What the task asks:
Below is some material; transcribe all of it exactly.

Supplied data:
* * * *

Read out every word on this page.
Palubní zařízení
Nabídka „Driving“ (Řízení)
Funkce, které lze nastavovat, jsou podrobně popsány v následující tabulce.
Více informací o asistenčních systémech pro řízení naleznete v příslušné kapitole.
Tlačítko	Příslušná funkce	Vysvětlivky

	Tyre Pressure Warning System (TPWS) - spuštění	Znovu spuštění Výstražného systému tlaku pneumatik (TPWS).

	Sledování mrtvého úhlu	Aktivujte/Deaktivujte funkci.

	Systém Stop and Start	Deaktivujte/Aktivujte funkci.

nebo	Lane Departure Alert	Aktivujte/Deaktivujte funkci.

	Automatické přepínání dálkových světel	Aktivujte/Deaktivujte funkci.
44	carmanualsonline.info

* * * *

Response for this exercise:
Read out every word on this page.
Palubní zařízení
Nabídka „Driving“ (Řízení)
Funkce, které lze nastavovat, jsou podrobně popsány v následující tabulce.
Více informací o asistenčních systémech pro řízení naleznete v příslušné kapitole.
Tlačítko	Příslušná funkce	Vysvětlivky

	Tyre Pressure Warning System (TPWS) - spuštění	Znovu spuštění Výstražného systému tlaku pneumatik (TPWS).

	Sledování mrtvého úhlu	Aktivujte/Deaktivujte funkci.

	Systém Stop and Start	Deaktivujte/Aktivujte funkci.

nebo	Lane Departure Alert	Aktivujte/Deaktivujte funkci.

	Automatické přepínání dálkových světel	Aktivujte/Deaktivujte funkci.
44	carmanualsonline.info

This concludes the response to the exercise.